#### [Exercise]
What is the number of lines containing "非必要不来返邕"? Give only that number.

#### Record set ####

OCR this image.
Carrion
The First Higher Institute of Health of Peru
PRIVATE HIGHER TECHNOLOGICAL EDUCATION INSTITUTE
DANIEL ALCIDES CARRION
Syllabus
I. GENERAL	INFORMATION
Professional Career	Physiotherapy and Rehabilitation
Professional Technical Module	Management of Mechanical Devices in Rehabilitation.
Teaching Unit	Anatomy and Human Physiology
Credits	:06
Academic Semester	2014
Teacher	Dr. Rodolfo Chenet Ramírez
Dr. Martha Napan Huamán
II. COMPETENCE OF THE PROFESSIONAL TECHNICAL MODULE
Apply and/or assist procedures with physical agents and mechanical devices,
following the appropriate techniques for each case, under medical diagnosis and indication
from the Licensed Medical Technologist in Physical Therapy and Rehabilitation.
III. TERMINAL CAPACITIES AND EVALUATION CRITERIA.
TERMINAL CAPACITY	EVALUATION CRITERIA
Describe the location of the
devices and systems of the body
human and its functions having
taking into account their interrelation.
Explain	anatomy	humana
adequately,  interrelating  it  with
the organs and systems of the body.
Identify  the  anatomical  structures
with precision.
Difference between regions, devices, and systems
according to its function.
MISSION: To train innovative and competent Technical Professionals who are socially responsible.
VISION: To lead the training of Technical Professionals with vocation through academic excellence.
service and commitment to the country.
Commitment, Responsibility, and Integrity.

####
#### Record set ####

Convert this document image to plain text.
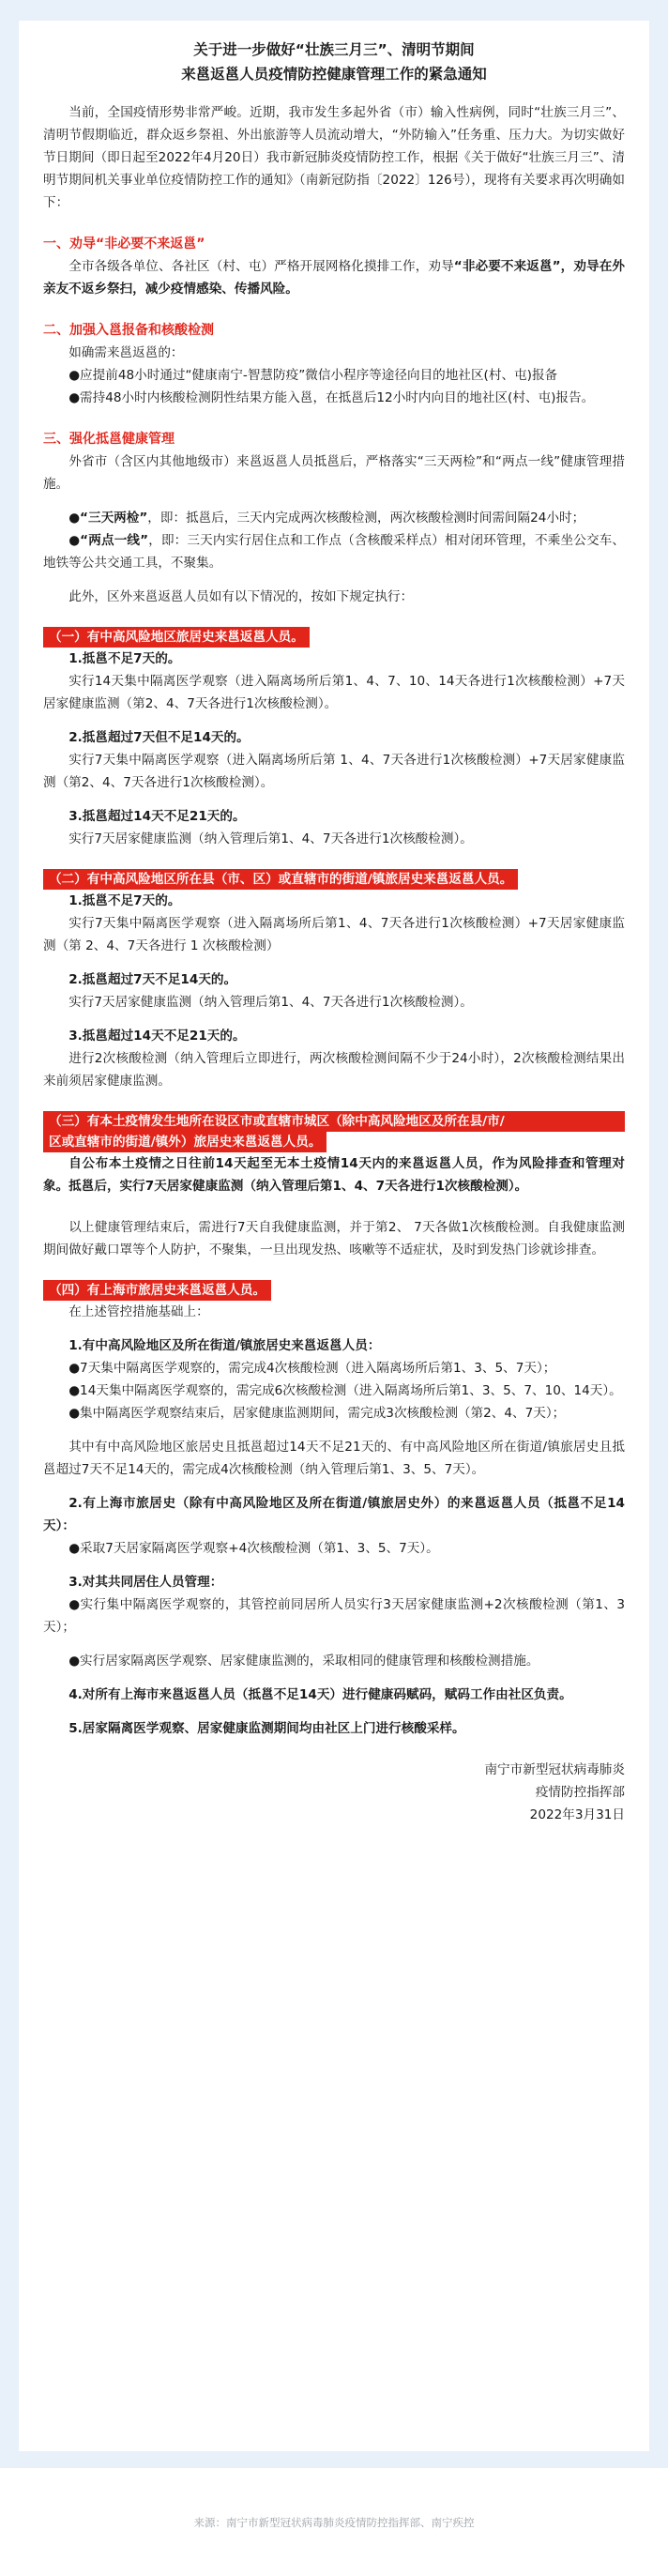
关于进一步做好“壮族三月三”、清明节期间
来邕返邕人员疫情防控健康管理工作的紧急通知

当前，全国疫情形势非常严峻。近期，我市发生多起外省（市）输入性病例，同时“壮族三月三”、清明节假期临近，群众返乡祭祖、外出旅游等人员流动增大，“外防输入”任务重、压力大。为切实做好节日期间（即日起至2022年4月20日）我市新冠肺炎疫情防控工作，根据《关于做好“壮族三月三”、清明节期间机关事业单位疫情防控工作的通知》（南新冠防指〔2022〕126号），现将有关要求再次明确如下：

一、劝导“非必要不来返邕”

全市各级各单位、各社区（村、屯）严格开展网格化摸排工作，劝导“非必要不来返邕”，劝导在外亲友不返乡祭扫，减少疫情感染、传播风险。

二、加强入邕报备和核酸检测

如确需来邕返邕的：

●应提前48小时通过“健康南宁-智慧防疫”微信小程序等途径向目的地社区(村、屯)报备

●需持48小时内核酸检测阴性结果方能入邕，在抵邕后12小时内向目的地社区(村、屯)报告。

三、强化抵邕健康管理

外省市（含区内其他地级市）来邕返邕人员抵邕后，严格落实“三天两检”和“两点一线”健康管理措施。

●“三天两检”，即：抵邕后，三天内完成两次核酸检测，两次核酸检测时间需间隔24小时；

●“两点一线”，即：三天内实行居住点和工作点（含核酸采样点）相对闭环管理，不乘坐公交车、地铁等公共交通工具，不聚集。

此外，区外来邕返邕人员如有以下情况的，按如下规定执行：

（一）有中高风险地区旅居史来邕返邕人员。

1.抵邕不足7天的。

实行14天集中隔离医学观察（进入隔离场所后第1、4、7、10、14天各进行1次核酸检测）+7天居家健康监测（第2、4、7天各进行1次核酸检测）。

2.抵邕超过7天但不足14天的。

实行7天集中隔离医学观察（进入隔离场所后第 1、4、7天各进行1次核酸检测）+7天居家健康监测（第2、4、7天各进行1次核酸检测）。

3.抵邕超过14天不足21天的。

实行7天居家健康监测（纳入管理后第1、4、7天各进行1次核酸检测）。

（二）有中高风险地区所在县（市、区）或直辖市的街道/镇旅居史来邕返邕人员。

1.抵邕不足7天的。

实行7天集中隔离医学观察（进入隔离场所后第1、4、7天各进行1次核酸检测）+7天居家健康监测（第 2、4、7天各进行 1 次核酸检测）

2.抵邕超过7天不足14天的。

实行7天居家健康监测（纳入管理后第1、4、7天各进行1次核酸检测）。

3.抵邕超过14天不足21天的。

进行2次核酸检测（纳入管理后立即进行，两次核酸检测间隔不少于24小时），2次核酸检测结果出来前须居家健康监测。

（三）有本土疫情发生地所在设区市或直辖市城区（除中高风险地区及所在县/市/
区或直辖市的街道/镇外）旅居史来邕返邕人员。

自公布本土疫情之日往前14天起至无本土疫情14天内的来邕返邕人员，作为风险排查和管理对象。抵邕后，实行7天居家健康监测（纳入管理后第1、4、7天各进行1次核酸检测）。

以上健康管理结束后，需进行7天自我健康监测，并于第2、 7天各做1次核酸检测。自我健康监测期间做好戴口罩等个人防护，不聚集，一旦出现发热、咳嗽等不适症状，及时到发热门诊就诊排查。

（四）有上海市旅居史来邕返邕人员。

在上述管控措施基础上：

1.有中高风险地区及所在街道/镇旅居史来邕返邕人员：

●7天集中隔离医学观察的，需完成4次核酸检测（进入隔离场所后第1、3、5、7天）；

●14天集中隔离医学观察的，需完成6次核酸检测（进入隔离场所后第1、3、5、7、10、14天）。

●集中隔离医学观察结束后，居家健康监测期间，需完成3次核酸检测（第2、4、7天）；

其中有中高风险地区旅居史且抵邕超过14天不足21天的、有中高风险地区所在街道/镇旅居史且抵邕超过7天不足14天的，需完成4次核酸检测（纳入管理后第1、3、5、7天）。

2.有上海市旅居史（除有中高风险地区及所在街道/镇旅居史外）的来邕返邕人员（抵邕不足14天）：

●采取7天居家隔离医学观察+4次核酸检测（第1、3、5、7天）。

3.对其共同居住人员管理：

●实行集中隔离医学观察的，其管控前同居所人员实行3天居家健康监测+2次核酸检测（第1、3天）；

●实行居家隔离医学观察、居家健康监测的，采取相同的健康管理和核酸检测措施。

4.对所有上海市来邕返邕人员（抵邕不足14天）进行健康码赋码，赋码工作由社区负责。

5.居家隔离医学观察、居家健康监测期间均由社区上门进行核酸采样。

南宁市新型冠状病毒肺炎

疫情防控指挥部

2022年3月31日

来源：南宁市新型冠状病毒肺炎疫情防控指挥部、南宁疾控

####

#### [Solution to the problem]
2